| To do |
Among the records that follow, count the lines with the string "chemical"; report only that count.

[Saved data entries]
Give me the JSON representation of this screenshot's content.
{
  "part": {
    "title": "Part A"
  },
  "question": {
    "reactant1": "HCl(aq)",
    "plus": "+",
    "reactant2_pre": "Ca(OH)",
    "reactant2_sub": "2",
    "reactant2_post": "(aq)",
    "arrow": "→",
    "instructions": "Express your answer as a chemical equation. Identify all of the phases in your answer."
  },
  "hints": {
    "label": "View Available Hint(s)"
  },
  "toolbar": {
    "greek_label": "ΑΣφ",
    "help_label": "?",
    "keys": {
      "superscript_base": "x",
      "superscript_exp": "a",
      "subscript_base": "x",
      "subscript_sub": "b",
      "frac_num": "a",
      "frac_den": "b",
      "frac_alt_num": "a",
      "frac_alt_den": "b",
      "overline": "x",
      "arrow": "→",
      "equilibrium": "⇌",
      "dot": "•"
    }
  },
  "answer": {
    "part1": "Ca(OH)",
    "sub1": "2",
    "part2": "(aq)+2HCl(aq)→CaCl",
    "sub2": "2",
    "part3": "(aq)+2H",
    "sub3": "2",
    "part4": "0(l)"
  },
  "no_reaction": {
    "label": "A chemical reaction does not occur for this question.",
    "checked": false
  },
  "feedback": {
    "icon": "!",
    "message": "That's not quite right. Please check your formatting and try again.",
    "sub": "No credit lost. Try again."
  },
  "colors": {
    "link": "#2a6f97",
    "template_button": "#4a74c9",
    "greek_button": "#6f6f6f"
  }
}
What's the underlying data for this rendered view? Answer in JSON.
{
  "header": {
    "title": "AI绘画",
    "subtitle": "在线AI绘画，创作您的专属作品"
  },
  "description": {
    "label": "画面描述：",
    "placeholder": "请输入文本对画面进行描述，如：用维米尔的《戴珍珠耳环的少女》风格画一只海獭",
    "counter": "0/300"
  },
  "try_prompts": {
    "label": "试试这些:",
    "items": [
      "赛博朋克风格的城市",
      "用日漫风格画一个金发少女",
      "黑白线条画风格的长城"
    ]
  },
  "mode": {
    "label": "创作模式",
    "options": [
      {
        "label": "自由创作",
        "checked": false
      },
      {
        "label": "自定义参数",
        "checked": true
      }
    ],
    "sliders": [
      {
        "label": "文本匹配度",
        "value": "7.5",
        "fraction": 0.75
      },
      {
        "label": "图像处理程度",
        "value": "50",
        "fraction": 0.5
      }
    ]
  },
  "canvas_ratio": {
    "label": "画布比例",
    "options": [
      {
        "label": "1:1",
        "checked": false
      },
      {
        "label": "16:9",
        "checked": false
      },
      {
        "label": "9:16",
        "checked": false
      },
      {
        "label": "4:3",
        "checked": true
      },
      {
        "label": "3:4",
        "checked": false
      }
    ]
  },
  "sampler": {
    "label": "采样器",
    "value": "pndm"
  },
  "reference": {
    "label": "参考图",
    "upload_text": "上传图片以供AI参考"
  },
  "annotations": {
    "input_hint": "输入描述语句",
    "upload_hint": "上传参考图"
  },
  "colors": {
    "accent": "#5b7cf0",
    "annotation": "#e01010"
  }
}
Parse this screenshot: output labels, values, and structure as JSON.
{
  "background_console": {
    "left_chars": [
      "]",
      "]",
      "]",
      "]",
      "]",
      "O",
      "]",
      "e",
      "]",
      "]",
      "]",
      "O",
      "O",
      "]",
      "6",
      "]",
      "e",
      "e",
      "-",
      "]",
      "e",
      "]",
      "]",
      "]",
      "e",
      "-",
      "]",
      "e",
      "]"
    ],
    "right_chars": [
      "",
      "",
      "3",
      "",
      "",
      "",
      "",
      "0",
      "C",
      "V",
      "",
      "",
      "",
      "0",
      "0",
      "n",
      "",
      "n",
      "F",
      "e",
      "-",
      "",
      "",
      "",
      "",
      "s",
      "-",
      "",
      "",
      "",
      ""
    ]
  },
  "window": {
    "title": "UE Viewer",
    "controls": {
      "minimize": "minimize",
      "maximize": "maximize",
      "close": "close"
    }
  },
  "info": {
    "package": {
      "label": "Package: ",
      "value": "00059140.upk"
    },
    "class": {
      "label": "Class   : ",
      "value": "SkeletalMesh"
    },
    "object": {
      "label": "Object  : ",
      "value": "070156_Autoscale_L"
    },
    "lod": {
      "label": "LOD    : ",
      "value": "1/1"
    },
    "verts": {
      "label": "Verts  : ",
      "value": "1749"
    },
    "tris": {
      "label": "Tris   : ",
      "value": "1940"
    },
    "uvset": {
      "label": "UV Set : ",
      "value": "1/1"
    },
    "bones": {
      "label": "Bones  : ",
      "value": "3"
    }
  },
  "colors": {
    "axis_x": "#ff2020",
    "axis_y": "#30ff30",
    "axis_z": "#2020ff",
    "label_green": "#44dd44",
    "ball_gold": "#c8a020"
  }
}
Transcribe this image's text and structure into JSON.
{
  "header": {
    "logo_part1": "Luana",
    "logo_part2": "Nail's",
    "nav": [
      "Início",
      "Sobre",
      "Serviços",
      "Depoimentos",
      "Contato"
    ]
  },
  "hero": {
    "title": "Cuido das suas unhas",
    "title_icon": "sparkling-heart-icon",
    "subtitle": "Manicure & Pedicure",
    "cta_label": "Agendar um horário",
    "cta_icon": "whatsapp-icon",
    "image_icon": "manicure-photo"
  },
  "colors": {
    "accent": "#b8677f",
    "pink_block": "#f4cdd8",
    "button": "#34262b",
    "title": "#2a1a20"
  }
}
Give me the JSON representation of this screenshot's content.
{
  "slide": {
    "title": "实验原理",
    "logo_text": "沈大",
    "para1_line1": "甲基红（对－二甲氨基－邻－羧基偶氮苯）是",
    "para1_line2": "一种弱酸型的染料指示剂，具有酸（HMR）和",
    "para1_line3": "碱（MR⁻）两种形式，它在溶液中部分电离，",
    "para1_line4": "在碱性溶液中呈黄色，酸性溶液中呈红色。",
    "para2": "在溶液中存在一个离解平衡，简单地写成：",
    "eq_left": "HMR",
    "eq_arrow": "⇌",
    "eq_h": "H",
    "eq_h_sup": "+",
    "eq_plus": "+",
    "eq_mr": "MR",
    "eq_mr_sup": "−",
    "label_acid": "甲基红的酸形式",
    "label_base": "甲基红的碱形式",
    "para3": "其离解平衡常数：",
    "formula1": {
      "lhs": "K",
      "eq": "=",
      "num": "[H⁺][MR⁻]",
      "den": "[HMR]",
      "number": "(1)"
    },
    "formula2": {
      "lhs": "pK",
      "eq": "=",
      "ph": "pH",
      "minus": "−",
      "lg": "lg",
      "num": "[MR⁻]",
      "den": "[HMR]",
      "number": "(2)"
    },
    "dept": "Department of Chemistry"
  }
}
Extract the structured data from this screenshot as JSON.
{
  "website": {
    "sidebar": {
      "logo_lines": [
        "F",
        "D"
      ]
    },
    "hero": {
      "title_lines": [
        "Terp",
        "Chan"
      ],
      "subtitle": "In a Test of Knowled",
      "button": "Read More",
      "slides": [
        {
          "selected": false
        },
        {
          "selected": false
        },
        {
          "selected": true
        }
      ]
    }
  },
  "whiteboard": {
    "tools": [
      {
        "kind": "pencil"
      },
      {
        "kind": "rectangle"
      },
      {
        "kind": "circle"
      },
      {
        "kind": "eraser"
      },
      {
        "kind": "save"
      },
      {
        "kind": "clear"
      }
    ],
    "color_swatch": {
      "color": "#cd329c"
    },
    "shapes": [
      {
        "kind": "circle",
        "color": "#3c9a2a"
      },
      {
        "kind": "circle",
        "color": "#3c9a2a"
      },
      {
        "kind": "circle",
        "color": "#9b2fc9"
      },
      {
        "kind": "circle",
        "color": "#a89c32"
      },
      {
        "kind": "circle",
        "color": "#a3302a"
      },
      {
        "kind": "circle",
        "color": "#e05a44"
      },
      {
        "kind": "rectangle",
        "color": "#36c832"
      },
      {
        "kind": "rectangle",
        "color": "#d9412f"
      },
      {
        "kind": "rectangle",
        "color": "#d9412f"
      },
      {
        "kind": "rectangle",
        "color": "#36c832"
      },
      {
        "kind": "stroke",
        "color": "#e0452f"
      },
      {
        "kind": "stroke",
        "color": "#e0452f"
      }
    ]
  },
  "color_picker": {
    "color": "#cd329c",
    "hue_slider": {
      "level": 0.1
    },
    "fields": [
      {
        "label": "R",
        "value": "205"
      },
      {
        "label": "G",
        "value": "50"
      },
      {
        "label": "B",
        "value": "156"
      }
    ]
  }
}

| Task solution |
2